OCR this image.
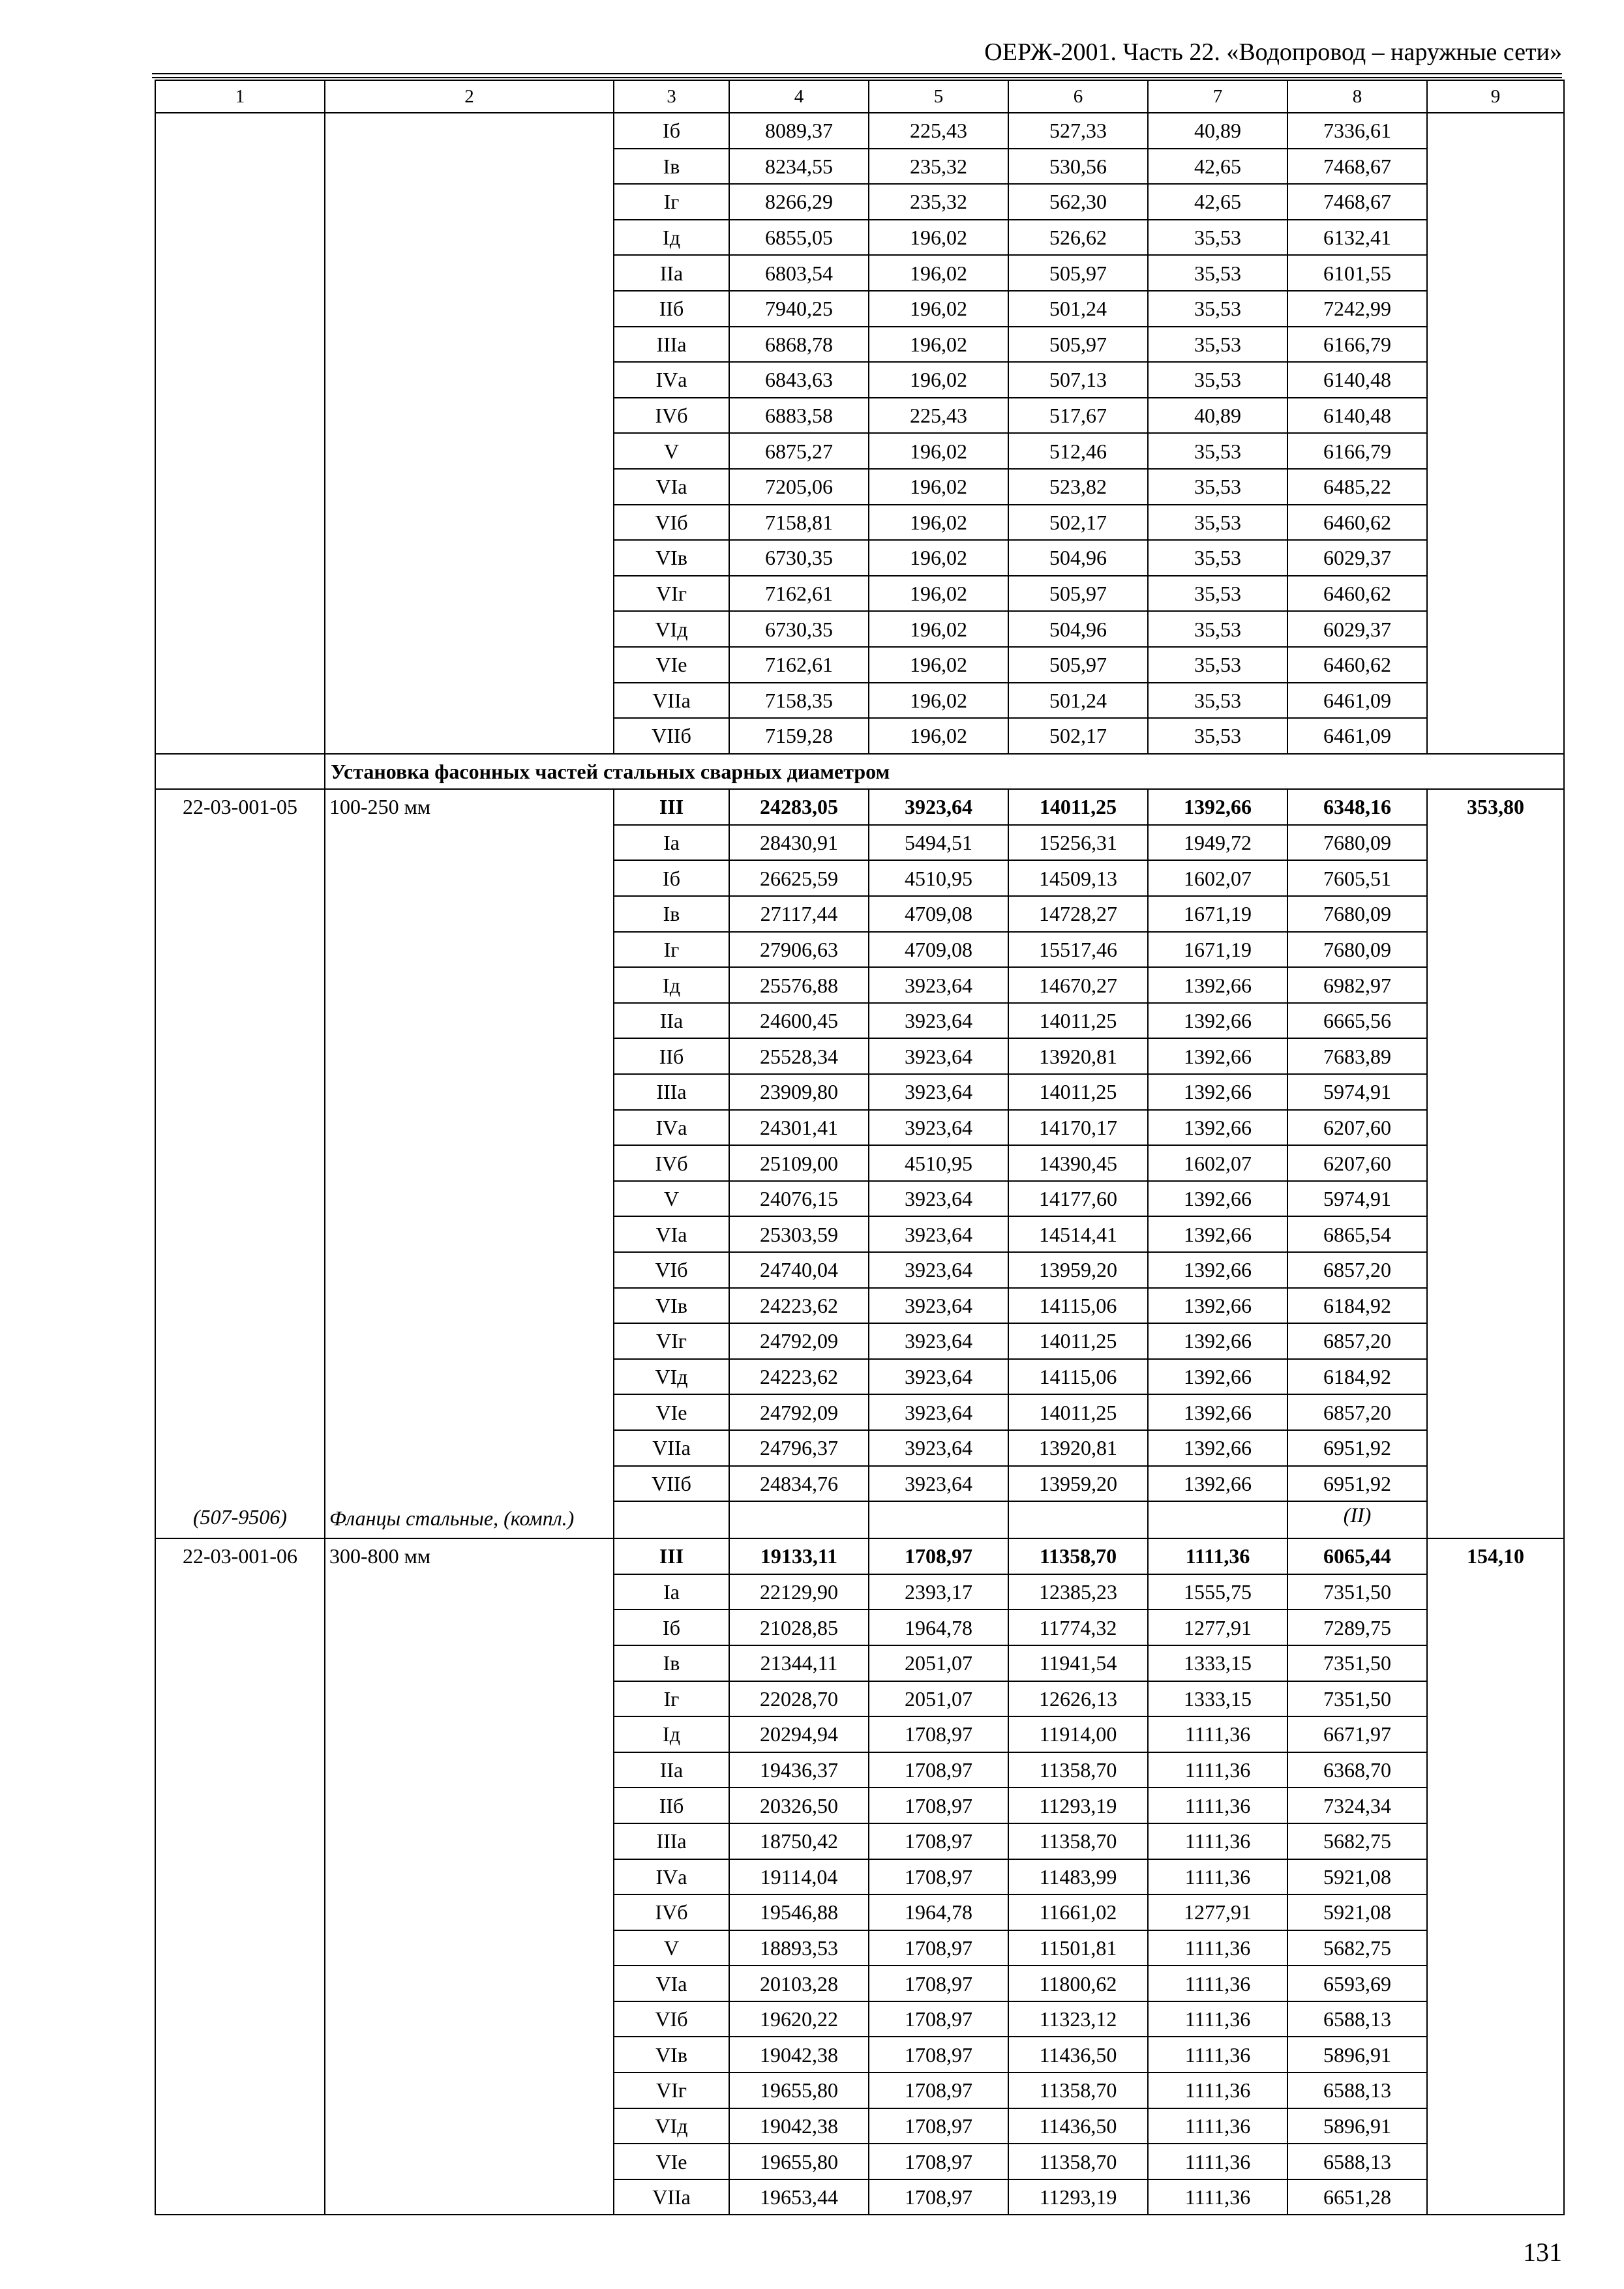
ОЕРЖ-2001. Часть 22. «Водопровод – наружные сети»
1	2	3	4	5	6	7	8	9
		Iб	8089,37	225,43	527,33	40,89	7336,61	
		Iв	8234,55	235,32	530,56	42,65	7468,67	
		Iг	8266,29	235,32	562,30	42,65	7468,67	
		Iд	6855,05	196,02	526,62	35,53	6132,41	
		IIа	6803,54	196,02	505,97	35,53	6101,55	
		IIб	7940,25	196,02	501,24	35,53	7242,99	
		IIIа	6868,78	196,02	505,97	35,53	6166,79	
		IVа	6843,63	196,02	507,13	35,53	6140,48	
		IVб	6883,58	225,43	517,67	40,89	6140,48	
		V	6875,27	196,02	512,46	35,53	6166,79	
		VIа	7205,06	196,02	523,82	35,53	6485,22	
		VIб	7158,81	196,02	502,17	35,53	6460,62	
		VIв	6730,35	196,02	504,96	35,53	6029,37	
		VIг	7162,61	196,02	505,97	35,53	6460,62	
		VIд	6730,35	196,02	504,96	35,53	6029,37	
		VIе	7162,61	196,02	505,97	35,53	6460,62	
		VIIа	7158,35	196,02	501,24	35,53	6461,09	
		VIIб	7159,28	196,02	502,17	35,53	6461,09	
	Установка фасонных частей стальных сварных диаметром							
22-03-001-05	100-250 мм	III	24283,05	3923,64	14011,25	1392,66	6348,16	353,80
		Iа	28430,91	5494,51	15256,31	1949,72	7680,09	
		Iб	26625,59	4510,95	14509,13	1602,07	7605,51	
		Iв	27117,44	4709,08	14728,27	1671,19	7680,09	
		Iг	27906,63	4709,08	15517,46	1671,19	7680,09	
		Iд	25576,88	3923,64	14670,27	1392,66	6982,97	
		IIа	24600,45	3923,64	14011,25	1392,66	6665,56	
		IIб	25528,34	3923,64	13920,81	1392,66	7683,89	
		IIIа	23909,80	3923,64	14011,25	1392,66	5974,91	
		IVа	24301,41	3923,64	14170,17	1392,66	6207,60	
		IVб	25109,00	4510,95	14390,45	1602,07	6207,60	
		V	24076,15	3923,64	14177,60	1392,66	5974,91	
		VIа	25303,59	3923,64	14514,41	1392,66	6865,54	
		VIб	24740,04	3923,64	13959,20	1392,66	6857,20	
		VIв	24223,62	3923,64	14115,06	1392,66	6184,92	
		VIг	24792,09	3923,64	14011,25	1392,66	6857,20	
		VIд	24223,62	3923,64	14115,06	1392,66	6184,92	
		VIе	24792,09	3923,64	14011,25	1392,66	6857,20	
		VIIа	24796,37	3923,64	13920,81	1392,66	6951,92	
		VIIб	24834,76	3923,64	13959,20	1392,66	6951,92	
(507-9506)	Фланцы стальные, (компл.)						(II)	
22-03-001-06	300-800 мм	III	19133,11	1708,97	11358,70	1111,36	6065,44	154,10
		Iа	22129,90	2393,17	12385,23	1555,75	7351,50	
		Iб	21028,85	1964,78	11774,32	1277,91	7289,75	
		Iв	21344,11	2051,07	11941,54	1333,15	7351,50	
		Iг	22028,70	2051,07	12626,13	1333,15	7351,50	
		Iд	20294,94	1708,97	11914,00	1111,36	6671,97	
		IIа	19436,37	1708,97	11358,70	1111,36	6368,70	
		IIб	20326,50	1708,97	11293,19	1111,36	7324,34	
		IIIа	18750,42	1708,97	11358,70	1111,36	5682,75	
		IVа	19114,04	1708,97	11483,99	1111,36	5921,08	
		IVб	19546,88	1964,78	11661,02	1277,91	5921,08	
		V	18893,53	1708,97	11501,81	1111,36	5682,75	
		VIа	20103,28	1708,97	11800,62	1111,36	6593,69	
		VIб	19620,22	1708,97	11323,12	1111,36	6588,13	
		VIв	19042,38	1708,97	11436,50	1111,36	5896,91	
		VIг	19655,80	1708,97	11358,70	1111,36	6588,13	
		VIд	19042,38	1708,97	11436,50	1111,36	5896,91	
		VIе	19655,80	1708,97	11358,70	1111,36	6588,13	
		VIIа	19653,44	1708,97	11293,19	1111,36	6651,28	
131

● ● ● ● ● ● ●

• _AIM OF THE TASK_: Scan the data above; copy every line where "VIIб" appears.

• _TASK OUTPUT_:
		VIIб	7159,28	196,02	502,17	35,53	6461,09	
		VIIб	24834,76	3923,64	13959,20	1392,66	6951,92	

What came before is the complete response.